● Task to complete:
In the material below, edit the stretch from the line containing "List UI elements" through the line containing "heatmap-cell [125, 99, 131, 106]". Replace "plot-area" with "chart-area" and keep everything else unchanged.

-- start of Extracted information --

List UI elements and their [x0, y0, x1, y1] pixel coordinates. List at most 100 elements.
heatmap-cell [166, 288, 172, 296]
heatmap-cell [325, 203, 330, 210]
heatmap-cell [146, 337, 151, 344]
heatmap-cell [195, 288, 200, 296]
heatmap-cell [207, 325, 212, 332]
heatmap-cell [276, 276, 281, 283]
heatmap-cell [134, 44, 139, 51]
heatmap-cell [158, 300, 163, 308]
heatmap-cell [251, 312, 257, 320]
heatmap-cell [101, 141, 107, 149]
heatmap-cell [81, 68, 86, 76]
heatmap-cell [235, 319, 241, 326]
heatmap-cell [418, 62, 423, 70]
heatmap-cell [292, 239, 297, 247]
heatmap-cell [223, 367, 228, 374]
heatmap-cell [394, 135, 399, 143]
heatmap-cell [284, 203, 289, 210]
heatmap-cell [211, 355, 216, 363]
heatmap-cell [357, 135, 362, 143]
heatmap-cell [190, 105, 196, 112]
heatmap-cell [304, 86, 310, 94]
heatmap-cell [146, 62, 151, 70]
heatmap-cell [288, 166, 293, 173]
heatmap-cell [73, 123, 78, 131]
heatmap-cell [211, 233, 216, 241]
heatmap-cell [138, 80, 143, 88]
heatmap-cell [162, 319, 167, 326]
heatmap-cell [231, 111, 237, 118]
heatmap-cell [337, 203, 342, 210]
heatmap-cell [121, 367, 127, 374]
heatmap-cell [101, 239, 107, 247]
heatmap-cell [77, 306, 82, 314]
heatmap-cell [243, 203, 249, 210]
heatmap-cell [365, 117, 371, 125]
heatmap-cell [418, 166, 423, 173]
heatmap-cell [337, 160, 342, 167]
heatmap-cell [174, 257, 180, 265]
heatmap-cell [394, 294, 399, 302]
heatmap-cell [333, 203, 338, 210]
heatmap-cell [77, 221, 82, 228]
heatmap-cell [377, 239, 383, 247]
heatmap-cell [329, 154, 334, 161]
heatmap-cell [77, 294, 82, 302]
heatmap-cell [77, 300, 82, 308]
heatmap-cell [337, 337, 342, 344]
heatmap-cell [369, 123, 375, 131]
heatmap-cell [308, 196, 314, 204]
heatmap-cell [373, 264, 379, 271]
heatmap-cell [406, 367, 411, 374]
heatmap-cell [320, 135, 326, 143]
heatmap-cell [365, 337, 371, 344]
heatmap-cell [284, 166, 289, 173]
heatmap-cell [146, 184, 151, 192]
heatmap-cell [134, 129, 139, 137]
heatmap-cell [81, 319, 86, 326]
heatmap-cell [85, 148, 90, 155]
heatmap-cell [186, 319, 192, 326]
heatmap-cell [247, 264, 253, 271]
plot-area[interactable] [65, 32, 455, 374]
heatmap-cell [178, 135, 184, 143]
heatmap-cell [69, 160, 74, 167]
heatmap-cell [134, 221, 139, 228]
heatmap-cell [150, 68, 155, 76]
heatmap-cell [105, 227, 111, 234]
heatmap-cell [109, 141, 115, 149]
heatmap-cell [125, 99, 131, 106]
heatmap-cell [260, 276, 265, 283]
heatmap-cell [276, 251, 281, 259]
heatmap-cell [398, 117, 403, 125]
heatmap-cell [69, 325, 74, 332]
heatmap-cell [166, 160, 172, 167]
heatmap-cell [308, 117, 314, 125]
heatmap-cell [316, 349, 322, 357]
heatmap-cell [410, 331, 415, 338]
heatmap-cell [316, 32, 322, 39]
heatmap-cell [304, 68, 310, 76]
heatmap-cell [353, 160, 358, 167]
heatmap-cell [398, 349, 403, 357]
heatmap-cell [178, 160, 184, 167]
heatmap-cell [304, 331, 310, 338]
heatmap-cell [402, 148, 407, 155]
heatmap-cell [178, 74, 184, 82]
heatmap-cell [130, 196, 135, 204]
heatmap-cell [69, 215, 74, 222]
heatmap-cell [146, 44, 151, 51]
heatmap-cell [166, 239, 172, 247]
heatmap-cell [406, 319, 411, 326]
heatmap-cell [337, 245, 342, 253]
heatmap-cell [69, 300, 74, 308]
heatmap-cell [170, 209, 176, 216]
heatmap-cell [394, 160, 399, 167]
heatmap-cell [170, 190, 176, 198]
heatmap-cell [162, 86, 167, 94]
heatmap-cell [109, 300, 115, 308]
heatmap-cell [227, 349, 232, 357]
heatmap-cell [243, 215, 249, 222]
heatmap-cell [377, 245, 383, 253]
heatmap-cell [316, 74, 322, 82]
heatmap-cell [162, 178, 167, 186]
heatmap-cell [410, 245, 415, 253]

-- end of Extracted information --
-- start of Extracted information --

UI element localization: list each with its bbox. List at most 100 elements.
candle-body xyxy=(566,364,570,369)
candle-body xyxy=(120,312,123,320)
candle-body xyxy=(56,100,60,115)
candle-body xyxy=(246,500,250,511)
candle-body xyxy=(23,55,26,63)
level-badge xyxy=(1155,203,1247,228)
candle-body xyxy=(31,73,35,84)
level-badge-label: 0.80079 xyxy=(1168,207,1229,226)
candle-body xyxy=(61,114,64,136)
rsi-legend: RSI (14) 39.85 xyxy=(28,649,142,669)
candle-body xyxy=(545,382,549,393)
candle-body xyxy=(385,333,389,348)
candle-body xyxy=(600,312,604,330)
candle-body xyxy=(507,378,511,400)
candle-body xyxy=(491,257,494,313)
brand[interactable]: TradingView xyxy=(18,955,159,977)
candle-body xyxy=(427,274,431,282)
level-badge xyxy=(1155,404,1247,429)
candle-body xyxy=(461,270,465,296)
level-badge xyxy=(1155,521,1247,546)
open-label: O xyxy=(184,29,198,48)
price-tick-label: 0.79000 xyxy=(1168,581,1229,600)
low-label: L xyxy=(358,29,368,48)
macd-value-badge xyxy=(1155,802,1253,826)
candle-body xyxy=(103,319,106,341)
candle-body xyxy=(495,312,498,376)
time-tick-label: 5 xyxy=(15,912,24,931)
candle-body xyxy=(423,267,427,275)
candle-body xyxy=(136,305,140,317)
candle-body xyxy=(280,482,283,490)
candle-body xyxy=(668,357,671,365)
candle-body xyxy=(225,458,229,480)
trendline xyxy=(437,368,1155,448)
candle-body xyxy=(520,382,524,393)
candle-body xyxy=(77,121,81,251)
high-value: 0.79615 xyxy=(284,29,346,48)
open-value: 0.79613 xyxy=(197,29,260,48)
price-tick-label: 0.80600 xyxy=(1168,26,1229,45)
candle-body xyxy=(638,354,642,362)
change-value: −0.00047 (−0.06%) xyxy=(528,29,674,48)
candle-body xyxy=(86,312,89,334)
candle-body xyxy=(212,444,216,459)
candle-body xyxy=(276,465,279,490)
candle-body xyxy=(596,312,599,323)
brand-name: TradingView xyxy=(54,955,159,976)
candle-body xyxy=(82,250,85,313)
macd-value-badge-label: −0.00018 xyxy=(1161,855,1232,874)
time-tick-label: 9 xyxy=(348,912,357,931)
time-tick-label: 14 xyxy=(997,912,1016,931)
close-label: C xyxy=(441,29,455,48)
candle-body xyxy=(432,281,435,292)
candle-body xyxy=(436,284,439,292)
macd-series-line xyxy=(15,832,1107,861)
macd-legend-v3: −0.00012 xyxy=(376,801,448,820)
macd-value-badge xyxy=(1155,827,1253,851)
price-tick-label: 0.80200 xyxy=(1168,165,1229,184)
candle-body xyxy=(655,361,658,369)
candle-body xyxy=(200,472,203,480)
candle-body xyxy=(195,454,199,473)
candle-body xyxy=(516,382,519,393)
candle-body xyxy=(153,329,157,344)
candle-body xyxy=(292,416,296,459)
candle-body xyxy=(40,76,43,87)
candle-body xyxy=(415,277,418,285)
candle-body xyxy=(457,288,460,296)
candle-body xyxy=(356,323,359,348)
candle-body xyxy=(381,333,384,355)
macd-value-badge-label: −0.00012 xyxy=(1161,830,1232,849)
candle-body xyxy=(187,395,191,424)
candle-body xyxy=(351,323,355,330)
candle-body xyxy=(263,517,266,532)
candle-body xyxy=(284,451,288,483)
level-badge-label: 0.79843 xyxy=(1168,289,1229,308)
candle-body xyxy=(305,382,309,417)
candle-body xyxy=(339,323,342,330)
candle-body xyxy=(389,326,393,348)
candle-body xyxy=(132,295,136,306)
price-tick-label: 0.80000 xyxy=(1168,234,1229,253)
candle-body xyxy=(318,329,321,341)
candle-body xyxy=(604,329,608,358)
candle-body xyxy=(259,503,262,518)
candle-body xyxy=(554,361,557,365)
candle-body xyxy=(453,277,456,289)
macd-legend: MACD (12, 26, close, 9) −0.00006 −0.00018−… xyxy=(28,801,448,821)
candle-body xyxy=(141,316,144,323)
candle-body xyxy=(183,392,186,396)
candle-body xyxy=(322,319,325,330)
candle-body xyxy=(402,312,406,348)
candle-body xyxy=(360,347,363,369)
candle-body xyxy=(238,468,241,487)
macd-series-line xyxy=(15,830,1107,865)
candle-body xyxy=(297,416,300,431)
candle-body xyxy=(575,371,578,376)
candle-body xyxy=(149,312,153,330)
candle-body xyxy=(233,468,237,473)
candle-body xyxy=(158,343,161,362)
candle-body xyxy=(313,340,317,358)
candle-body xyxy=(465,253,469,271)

-- end of Extracted information --

● Final result:
List UI elements and their [x0, y0, x1, y1] pixel coordinates. List at most 100 elements.
heatmap-cell [166, 288, 172, 296]
heatmap-cell [325, 203, 330, 210]
heatmap-cell [146, 337, 151, 344]
heatmap-cell [195, 288, 200, 296]
heatmap-cell [207, 325, 212, 332]
heatmap-cell [276, 276, 281, 283]
heatmap-cell [134, 44, 139, 51]
heatmap-cell [158, 300, 163, 308]
heatmap-cell [251, 312, 257, 320]
heatmap-cell [101, 141, 107, 149]
heatmap-cell [81, 68, 86, 76]
heatmap-cell [235, 319, 241, 326]
heatmap-cell [418, 62, 423, 70]
heatmap-cell [292, 239, 297, 247]
heatmap-cell [223, 367, 228, 374]
heatmap-cell [394, 135, 399, 143]
heatmap-cell [284, 203, 289, 210]
heatmap-cell [211, 355, 216, 363]
heatmap-cell [357, 135, 362, 143]
heatmap-cell [190, 105, 196, 112]
heatmap-cell [304, 86, 310, 94]
heatmap-cell [146, 62, 151, 70]
heatmap-cell [288, 166, 293, 173]
heatmap-cell [73, 123, 78, 131]
heatmap-cell [211, 233, 216, 241]
heatmap-cell [138, 80, 143, 88]
heatmap-cell [162, 319, 167, 326]
heatmap-cell [231, 111, 237, 118]
heatmap-cell [337, 203, 342, 210]
heatmap-cell [121, 367, 127, 374]
heatmap-cell [101, 239, 107, 247]
heatmap-cell [77, 306, 82, 314]
heatmap-cell [243, 203, 249, 210]
heatmap-cell [365, 117, 371, 125]
heatmap-cell [418, 166, 423, 173]
heatmap-cell [337, 160, 342, 167]
heatmap-cell [174, 257, 180, 265]
heatmap-cell [394, 294, 399, 302]
heatmap-cell [333, 203, 338, 210]
heatmap-cell [77, 221, 82, 228]
heatmap-cell [377, 239, 383, 247]
heatmap-cell [329, 154, 334, 161]
heatmap-cell [77, 294, 82, 302]
heatmap-cell [77, 300, 82, 308]
heatmap-cell [337, 337, 342, 344]
heatmap-cell [369, 123, 375, 131]
heatmap-cell [308, 196, 314, 204]
heatmap-cell [373, 264, 379, 271]
heatmap-cell [406, 367, 411, 374]
heatmap-cell [320, 135, 326, 143]
heatmap-cell [365, 337, 371, 344]
heatmap-cell [284, 166, 289, 173]
heatmap-cell [146, 184, 151, 192]
heatmap-cell [134, 129, 139, 137]
heatmap-cell [81, 319, 86, 326]
heatmap-cell [85, 148, 90, 155]
heatmap-cell [186, 319, 192, 326]
heatmap-cell [247, 264, 253, 271]
chart-area[interactable] [65, 32, 455, 374]
heatmap-cell [178, 135, 184, 143]
heatmap-cell [69, 160, 74, 167]
heatmap-cell [134, 221, 139, 228]
heatmap-cell [150, 68, 155, 76]
heatmap-cell [105, 227, 111, 234]
heatmap-cell [109, 141, 115, 149]
heatmap-cell [125, 99, 131, 106]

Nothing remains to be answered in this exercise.